What the task asks >> Please repeat, word for word, the portion of the MADlib SQL interface guide that begins with the words containing "If ANYELEMENT/ANYARRAY functionality" and ends with "madlib.m1_f1( arg1 TEXT)".

Text block >>

┌──

Skip to content
agorajek edited this page Mar 8, 2011 · 58 revisions

Contents

  1. Introduction
  2. Naming Conventions
  3. Functions and Languages
  4. Function Name Overloadin
  5. Guide to Driver UDFs

1. Introduction

The purpose of this document is to define the SQL Interface for MADlib algorithms.

2. Naming Conventions

Names should use lower case characters separated with underscores.

This is applicable to all database objects (tables, views, functions, function parameters, datatypes, operators, etc).

Schema

All database objects should be created in the default MADlib schema. Use MADLIB_SCHEMA as the schema prefix for your tables/views/functions etc in any scripts. This literal will be replaced during the installation with the target schema name (configured by the user in Config.yml). Code examples below use prefix madlib for illustration purposes only.

Functions & Aggregates

All non-user facing routines should be named with a "__" (double underscore) prefix to make the catalog easier to read.

Module specific routines ideally should have a common prefix based on the module they belong to, for example:

  • Multi-Linear Regression function could start with mregr_:
madlib.mregr_coef(...)
  • Naive-Bayes classification function could start with nb_classify_:
madlib.nb_classify_create_view(...)

General purpose routines should be named without a reference to any module and should be written inside one of the MADlib support modules (TO BE DEFINED), for example:

  • Function returning the key of the row for which value is maximal:
madlib.__argmax (integer key, float8 value)

3. Functions and Languages

First of all, to simplify this guide, we'd like to divide the user defined functions into three categories:

  • UDAs - user defined aggregates, which perform a single scan of the data source and return an aggregated value for a group of rows. All UDA component functions should be written in PL/C (C/C++) for performance and portability reasons.

  • Row Level UDFs - functions that operate on the arguments only and do not generate any SQL statements. These functions generate a result for each argument set, or for each tuple they are executed on. Recommended language is the same as for UDAs.

  • Driver UDFs - functions that usually drive an execution of an data processing algorithm, and may perform multiple SQL operations including data modification. In order to make this part of the code portable we suggest using PL/Python wrapper functions based on plan Python modules. The DB access inside the Python modules should be implemented using plpy.py module that will serve as the abstraction layer.

NOTE: This topic is cover in much more details in Design Patterns & Best Practices.

4. Function Name Overloading

Below suggestions on name overloading apply to all above mentioned types of user defined functions.

Data Types

Some platforms (like PostgreSQL) allow to use ANYELEMENT/ANYARRAY datatype which can be used by MADlib routines (whenever makes sense) in order to minimize the code duplication.

If ANYELEMENT/ANYARRAY functionality is not available or not feasible function name overloading can be used for different argument data types. For example, function F1 from module M1 can have the following versions:

  • TEXT data type example:
madlib.m1_f1( arg1 TEXT)

└──

Material provided >>
┌──

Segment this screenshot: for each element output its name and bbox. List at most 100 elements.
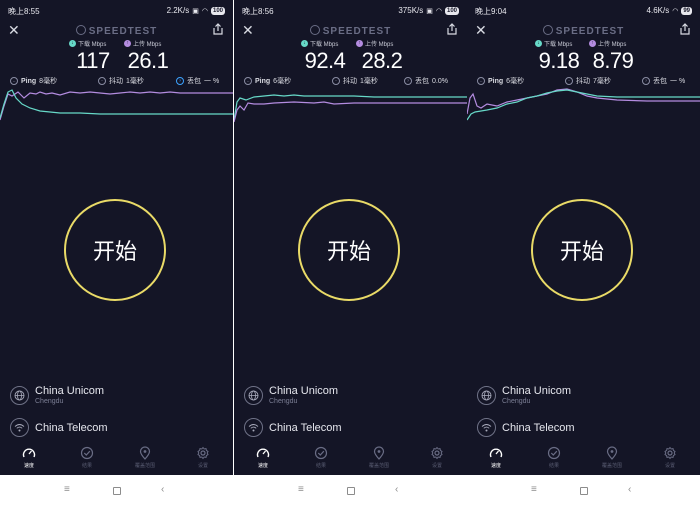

└──

Task solution >>
If ANYELEMENT/ANYARRAY functionality is not available or not feasible function name overloading can be used for different argument data types. For example, function F1 from module M1 can have the following versions:

  • TEXT data type example:
madlib.m1_f1( arg1 TEXT)